Extracted data entries
- - - - -
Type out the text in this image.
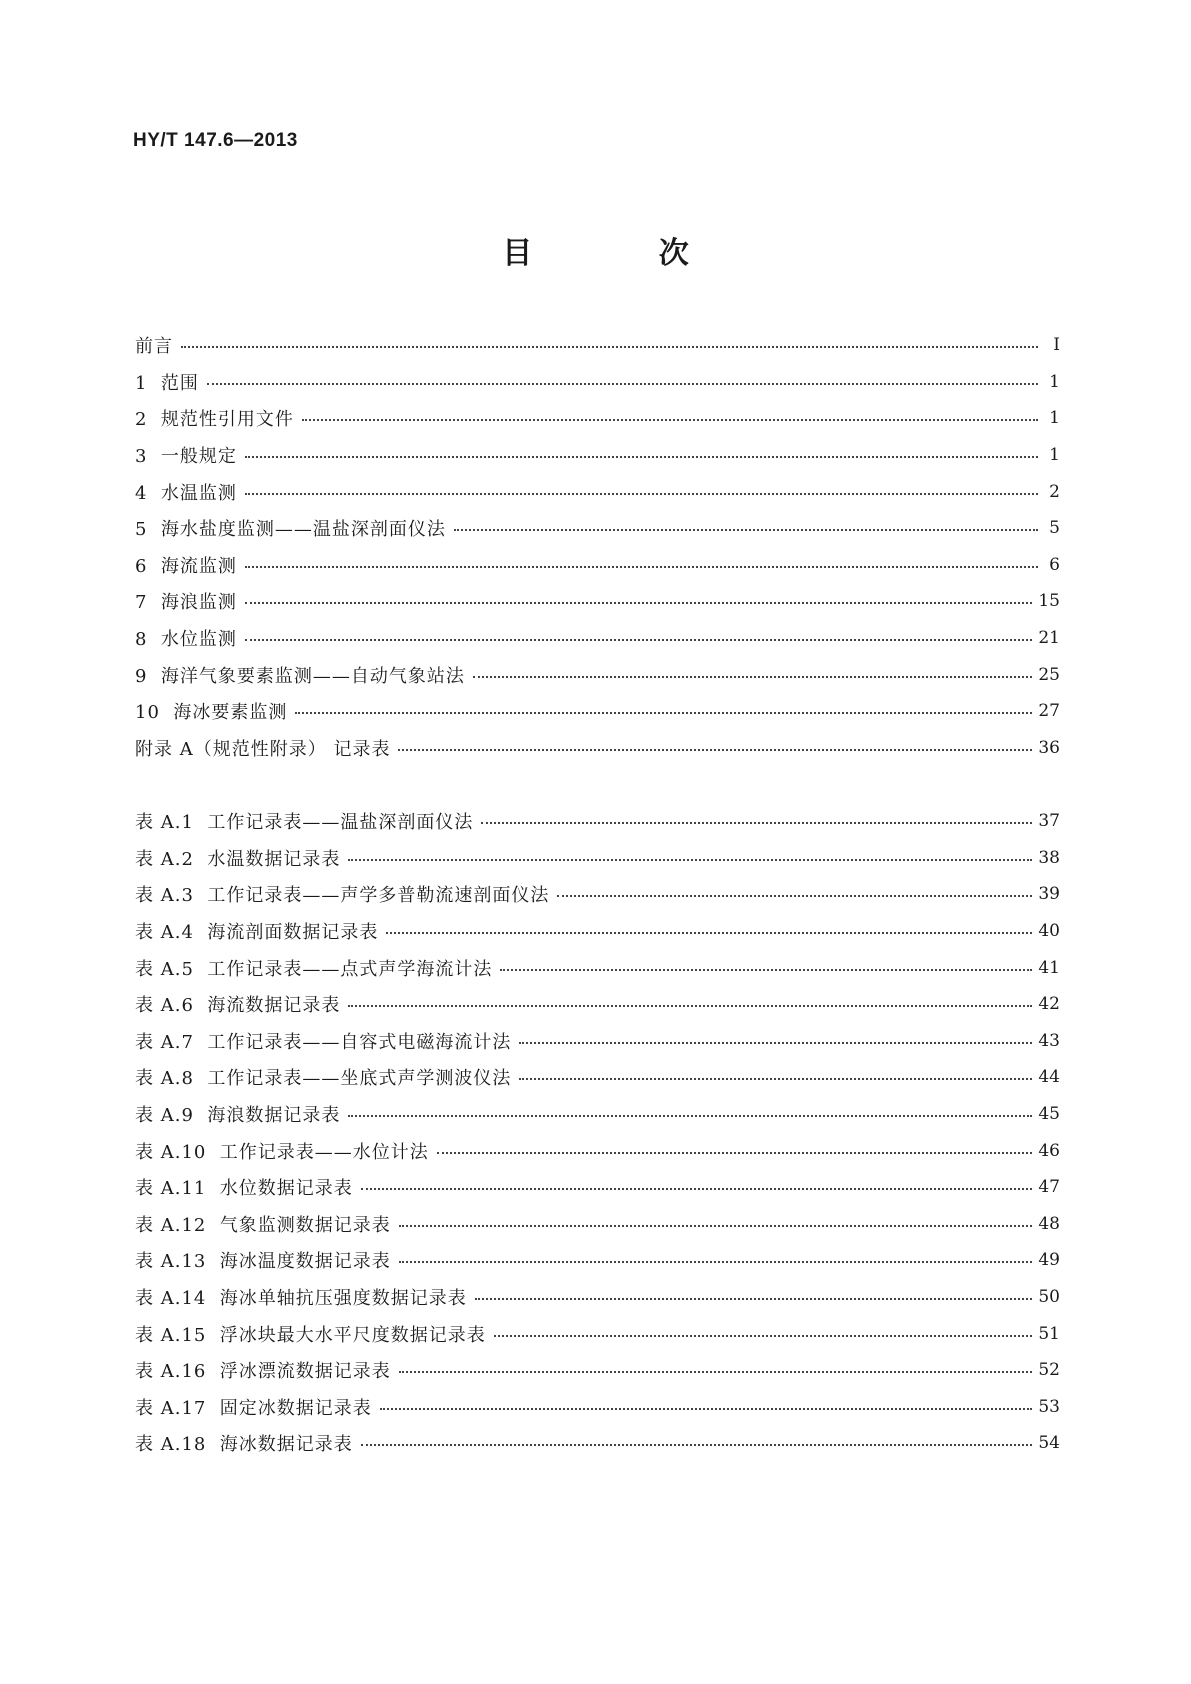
HY/T 147.6—2013
目 次
前言	Ⅰ
1  范围	1
2  规范性引用文件	1
3  一般规定	1
4  水温监测	2
5  海水盐度监测——温盐深剖面仪法	5
6  海流监测	6
7  海浪监测	15
8  水位监测	21
9  海洋气象要素监测——自动气象站法	25
10  海冰要素监测	27
附录 A（规范性附录） 记录表	36
表 A.1  工作记录表——温盐深剖面仪法	37
表 A.2  水温数据记录表	38
表 A.3  工作记录表——声学多普勒流速剖面仪法	39
表 A.4  海流剖面数据记录表	40
表 A.5  工作记录表——点式声学海流计法	41
表 A.6  海流数据记录表	42
表 A.7  工作记录表——自容式电磁海流计法	43
表 A.8  工作记录表——坐底式声学测波仪法	44
表 A.9  海浪数据记录表	45
表 A.10  工作记录表——水位计法	46
表 A.11  水位数据记录表	47
表 A.12  气象监测数据记录表	48
表 A.13  海冰温度数据记录表	49
表 A.14  海冰单轴抗压强度数据记录表	50
表 A.15  浮冰块最大水平尺度数据记录表	51
表 A.16  浮冰漂流数据记录表	52
表 A.17  固定冰数据记录表	53
表 A.18  海冰数据记录表	54
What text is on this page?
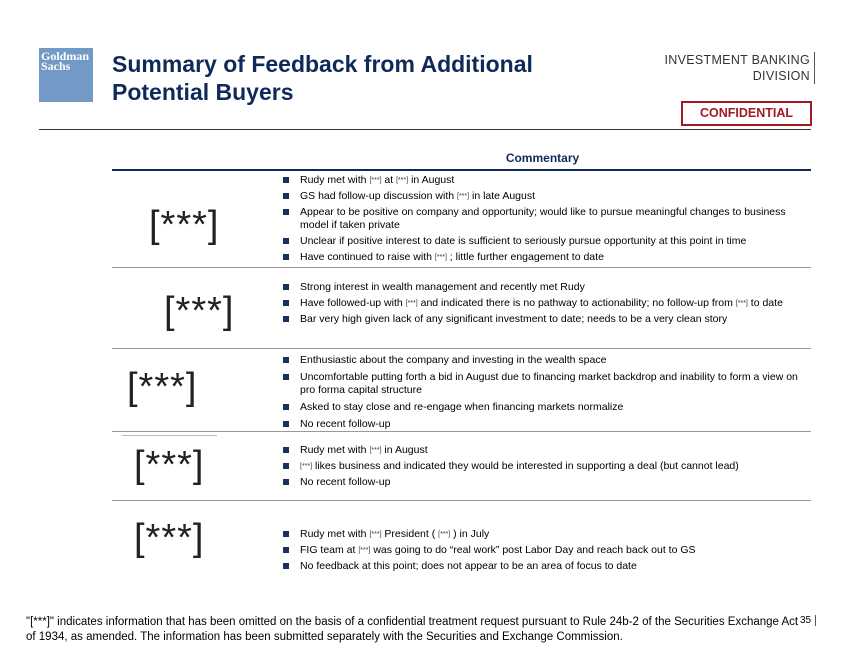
Goldman
Sachs	Summary of Feedback from Additional Potential Buyers
INVESTMENT BANKING
DIVISION
CONFIDENTIAL
Commentary
[***]
[***]
[***]
[***]
[***]

Rudy met with [***] at [***] in August

GS had follow-up discussion with [***] in late August

Appear to be positive on company and opportunity; would like to pursue meaningful changes to business model if taken private

Unclear if positive interest to date is sufficient to seriously pursue opportunity at this point in time

Have continued to raise with [***] ; little further engagement to date

Strong interest in wealth management and recently met Rudy

Have followed-up with [***] and indicated there is no pathway to actionability; no follow-up from [***] to date

Bar very high given lack of any significant investment to date; needs to be a very clean story

Enthusiastic about the company and investing in the wealth space

Uncomfortable putting forth a bid in August due to financing market backdrop and inability to form a view on pro forma capital structure

Asked to stay close and re-engage when financing markets normalize

No recent follow-up

Rudy met with [***] in August

[***] likes business and indicated they would be interested in supporting a deal (but cannot lead)

No recent follow-up

Rudy met with [***] President ( [***] ) in July

FIG team at [***] was going to do “real work” post Labor Day and reach back out to GS

No feedback at this point; does not appear to be an area of focus to date

"[***]" indicates information that has been omitted on the basis of a confidential treatment request pursuant to Rule 24b-2 of the Securities Exchange Act of 1934, as amended. The information has been submitted separately with the Securities and Exchange Commission.
35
- - - - -
## STATED GOAL:
Pictures stay out of the copy; please restate every record above exactly.

## ANSWER BELOW:
Type out the text in this image.
HY/T 147.6—2013
目 次
前言	Ⅰ
1  范围	1
2  规范性引用文件	1
3  一般规定	1
4  水温监测	2
5  海水盐度监测——温盐深剖面仪法	5
6  海流监测	6
7  海浪监测	15
8  水位监测	21
9  海洋气象要素监测——自动气象站法	25
10  海冰要素监测	27
附录 A（规范性附录） 记录表	36
表 A.1  工作记录表——温盐深剖面仪法	37
表 A.2  水温数据记录表	38
表 A.3  工作记录表——声学多普勒流速剖面仪法	39
表 A.4  海流剖面数据记录表	40
表 A.5  工作记录表——点式声学海流计法	41
表 A.6  海流数据记录表	42
表 A.7  工作记录表——自容式电磁海流计法	43
表 A.8  工作记录表——坐底式声学测波仪法	44
表 A.9  海浪数据记录表	45
表 A.10  工作记录表——水位计法	46
表 A.11  水位数据记录表	47
表 A.12  气象监测数据记录表	48
表 A.13  海冰温度数据记录表	49
表 A.14  海冰单轴抗压强度数据记录表	50
表 A.15  浮冰块最大水平尺度数据记录表	51
表 A.16  浮冰漂流数据记录表	52
表 A.17  固定冰数据记录表	53
表 A.18  海冰数据记录表	54
What text is on this page?
Goldman
Sachs	Summary of Feedback from Additional Potential Buyers
INVESTMENT BANKING
DIVISION
CONFIDENTIAL
Commentary
[***]
[***]
[***]
[***]
[***]

Rudy met with [***] at [***] in August

GS had follow-up discussion with [***] in late August

Appear to be positive on company and opportunity; would like to pursue meaningful changes to business model if taken private

Unclear if positive interest to date is sufficient to seriously pursue opportunity at this point in time

Have continued to raise with [***] ; little further engagement to date

Strong interest in wealth management and recently met Rudy

Have followed-up with [***] and indicated there is no pathway to actionability; no follow-up from [***] to date

Bar very high given lack of any significant investment to date; needs to be a very clean story

Enthusiastic about the company and investing in the wealth space

Uncomfortable putting forth a bid in August due to financing market backdrop and inability to form a view on pro forma capital structure

Asked to stay close and re-engage when financing markets normalize

No recent follow-up

Rudy met with [***] in August

[***] likes business and indicated they would be interested in supporting a deal (but cannot lead)

No recent follow-up

Rudy met with [***] President ( [***] ) in July

FIG team at [***] was going to do “real work” post Labor Day and reach back out to GS

No feedback at this point; does not appear to be an area of focus to date

"[***]" indicates information that has been omitted on the basis of a confidential treatment request pursuant to Rule 24b-2 of the Securities Exchange Act of 1934, as amended. The information has been submitted separately with the Securities and Exchange Commission.
35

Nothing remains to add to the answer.